Task instructions ▸
Show every line of the records that contains the string "rule", matching case exactly.

** start Material provided **

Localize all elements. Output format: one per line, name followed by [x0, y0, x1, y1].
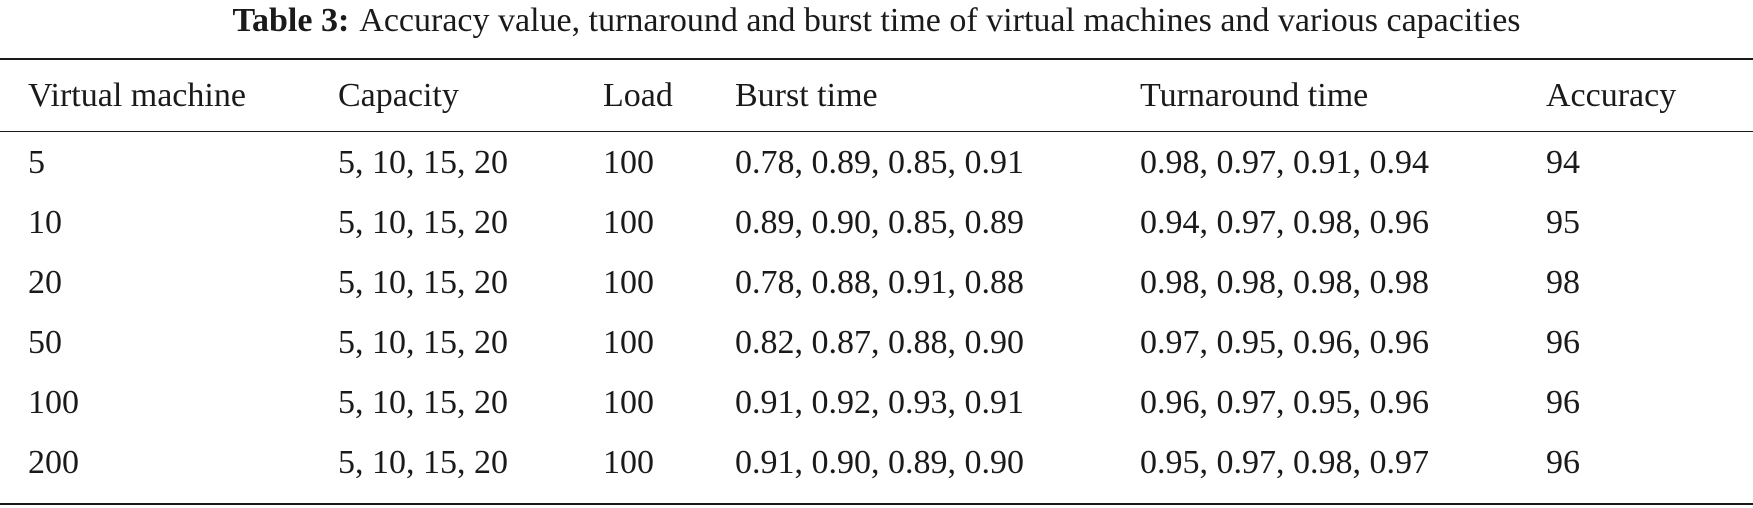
cell-burst-time: 0.91, 0.90, 0.89, 0.90: [735, 444, 1024, 481]
cell-load: 100: [603, 384, 654, 421]
table-row: 20 5, 10, 15, 20 100 0.78, 0.88, 0.91, 0…: [0, 253, 1753, 313]
cell-load: 100: [603, 204, 654, 241]
cell-accuracy: 94: [1546, 144, 1580, 181]
table-caption-label: Table 3:: [232, 2, 350, 39]
table-row: 100 5, 10, 15, 20 100 0.91, 0.92, 0.93, …: [0, 373, 1753, 433]
table-top-rule: [0, 58, 1753, 60]
header-virtual-machine: Virtual machine: [28, 76, 246, 114]
cell-capacity: 5, 10, 15, 20: [338, 144, 508, 181]
table-header-rule: [0, 131, 1753, 132]
cell-virtual-machine: 20: [28, 264, 62, 301]
cell-capacity: 5, 10, 15, 20: [338, 264, 508, 301]
cell-turnaround-time: 0.98, 0.97, 0.91, 0.94: [1140, 144, 1429, 181]
table-caption-text: Accuracy value, turnaround and burst tim…: [359, 2, 1521, 39]
cell-turnaround-time: 0.94, 0.97, 0.98, 0.96: [1140, 204, 1429, 241]
cell-burst-time: 0.78, 0.88, 0.91, 0.88: [735, 264, 1024, 301]
cell-capacity: 5, 10, 15, 20: [338, 384, 508, 421]
cell-accuracy: 96: [1546, 384, 1580, 421]
header-burst-time: Burst time: [735, 76, 878, 114]
cell-turnaround-time: 0.95, 0.97, 0.98, 0.97: [1140, 444, 1429, 481]
cell-virtual-machine: 200: [28, 444, 79, 481]
cell-accuracy: 98: [1546, 264, 1580, 301]
cell-load: 100: [603, 144, 654, 181]
header-capacity: Capacity: [338, 76, 459, 114]
cell-virtual-machine: 50: [28, 324, 62, 361]
cell-capacity: 5, 10, 15, 20: [338, 324, 508, 361]
header-turnaround-time: Turnaround time: [1140, 76, 1369, 114]
cell-capacity: 5, 10, 15, 20: [338, 444, 508, 481]
cell-virtual-machine: 100: [28, 384, 79, 421]
cell-virtual-machine: 5: [28, 144, 45, 181]
cell-accuracy: 96: [1546, 444, 1580, 481]
table-caption: Table 3: Accuracy value, turnaround and b…: [0, 0, 1753, 50]
cell-turnaround-time: 0.97, 0.95, 0.96, 0.96: [1140, 324, 1429, 361]
cell-burst-time: 0.91, 0.92, 0.93, 0.91: [735, 384, 1024, 421]
table-row: 200 5, 10, 15, 20 100 0.91, 0.90, 0.89, …: [0, 433, 1753, 493]
data-table: Virtual machine Capacity Load Burst time…: [0, 60, 1753, 493]
cell-turnaround-time: 0.96, 0.97, 0.95, 0.96: [1140, 384, 1429, 421]
table-bottom-rule: [0, 503, 1753, 505]
cell-burst-time: 0.89, 0.90, 0.85, 0.89: [735, 204, 1024, 241]
cell-accuracy: 96: [1546, 324, 1580, 361]
table-header-row: Virtual machine Capacity Load Burst time…: [0, 60, 1753, 131]
table-row: 10 5, 10, 15, 20 100 0.89, 0.90, 0.85, 0…: [0, 193, 1753, 253]
cell-turnaround-time: 0.98, 0.98, 0.98, 0.98: [1140, 264, 1429, 301]
header-accuracy: Accuracy: [1546, 76, 1677, 114]
header-load: Load: [603, 76, 673, 114]
cell-load: 100: [603, 324, 654, 361]
cell-load: 100: [603, 444, 654, 481]
cell-capacity: 5, 10, 15, 20: [338, 204, 508, 241]
cell-burst-time: 0.82, 0.87, 0.88, 0.90: [735, 324, 1024, 361]
cell-load: 100: [603, 264, 654, 301]
cell-burst-time: 0.78, 0.89, 0.85, 0.91: [735, 144, 1024, 181]
cell-virtual-machine: 10: [28, 204, 62, 241]
table-row: 50 5, 10, 15, 20 100 0.82, 0.87, 0.88, 0…: [0, 313, 1753, 373]
cell-accuracy: 95: [1546, 204, 1580, 241]
table-row: 5 5, 10, 15, 20 100 0.78, 0.89, 0.85, 0.…: [0, 131, 1753, 193]
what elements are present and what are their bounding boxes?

** end Material provided **

Problem solution ▸
table-top-rule: [0, 58, 1753, 60]
table-header-rule: [0, 131, 1753, 132]
table-bottom-rule: [0, 503, 1753, 505]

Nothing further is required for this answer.